**PROBLEM TO SOLVE**
Which lines in the records below contain the word "João"? Copy each one out.

**SOURCE MATERIAL**
::::::::::

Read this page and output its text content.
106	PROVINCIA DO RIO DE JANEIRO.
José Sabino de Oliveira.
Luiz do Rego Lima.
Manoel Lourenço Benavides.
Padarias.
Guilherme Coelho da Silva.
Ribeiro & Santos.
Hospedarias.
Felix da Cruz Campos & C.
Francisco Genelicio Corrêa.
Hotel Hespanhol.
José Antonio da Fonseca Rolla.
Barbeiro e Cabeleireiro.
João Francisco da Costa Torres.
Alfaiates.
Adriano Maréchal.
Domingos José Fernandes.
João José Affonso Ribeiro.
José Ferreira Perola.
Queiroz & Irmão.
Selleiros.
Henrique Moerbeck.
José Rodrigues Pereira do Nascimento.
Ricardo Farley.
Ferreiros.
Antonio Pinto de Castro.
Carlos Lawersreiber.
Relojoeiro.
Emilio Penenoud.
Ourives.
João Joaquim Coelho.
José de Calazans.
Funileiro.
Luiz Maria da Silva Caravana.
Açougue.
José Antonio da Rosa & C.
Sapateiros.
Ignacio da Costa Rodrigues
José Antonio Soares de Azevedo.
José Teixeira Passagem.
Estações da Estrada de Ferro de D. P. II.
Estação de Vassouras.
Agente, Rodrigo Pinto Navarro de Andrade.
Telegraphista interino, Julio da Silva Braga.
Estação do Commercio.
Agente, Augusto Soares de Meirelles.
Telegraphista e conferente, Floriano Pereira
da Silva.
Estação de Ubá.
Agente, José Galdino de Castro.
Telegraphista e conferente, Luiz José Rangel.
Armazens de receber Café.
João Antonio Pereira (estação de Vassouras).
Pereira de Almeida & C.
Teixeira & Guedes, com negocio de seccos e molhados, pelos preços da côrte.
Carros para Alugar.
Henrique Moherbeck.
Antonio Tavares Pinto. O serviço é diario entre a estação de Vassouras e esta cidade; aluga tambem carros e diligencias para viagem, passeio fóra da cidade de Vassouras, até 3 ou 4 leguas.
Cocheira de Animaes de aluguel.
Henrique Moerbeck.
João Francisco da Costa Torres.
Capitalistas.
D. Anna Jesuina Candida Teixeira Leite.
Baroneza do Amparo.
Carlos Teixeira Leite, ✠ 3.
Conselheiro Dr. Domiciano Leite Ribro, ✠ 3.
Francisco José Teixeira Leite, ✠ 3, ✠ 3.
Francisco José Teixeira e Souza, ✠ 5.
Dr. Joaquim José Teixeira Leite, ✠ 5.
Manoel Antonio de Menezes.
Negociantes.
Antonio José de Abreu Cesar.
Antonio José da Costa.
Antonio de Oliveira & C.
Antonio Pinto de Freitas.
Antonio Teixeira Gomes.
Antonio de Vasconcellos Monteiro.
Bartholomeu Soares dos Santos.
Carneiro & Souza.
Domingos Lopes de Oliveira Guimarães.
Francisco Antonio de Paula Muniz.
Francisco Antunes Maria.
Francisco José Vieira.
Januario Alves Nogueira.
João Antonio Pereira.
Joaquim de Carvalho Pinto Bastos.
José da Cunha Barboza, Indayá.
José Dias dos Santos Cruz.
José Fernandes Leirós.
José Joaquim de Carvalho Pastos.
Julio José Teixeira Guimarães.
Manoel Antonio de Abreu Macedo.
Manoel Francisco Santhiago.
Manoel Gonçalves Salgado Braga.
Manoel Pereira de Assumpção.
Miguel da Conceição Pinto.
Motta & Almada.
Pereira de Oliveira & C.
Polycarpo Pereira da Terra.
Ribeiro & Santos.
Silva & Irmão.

::::::::::

**TASK SOLUTION**
João Francisco da Costa Torres.
João José Affonso Ribeiro.
João Joaquim Coelho.
João Antonio Pereira (estação de Vassouras).
João Francisco da Costa Torres.
João Antonio Pereira.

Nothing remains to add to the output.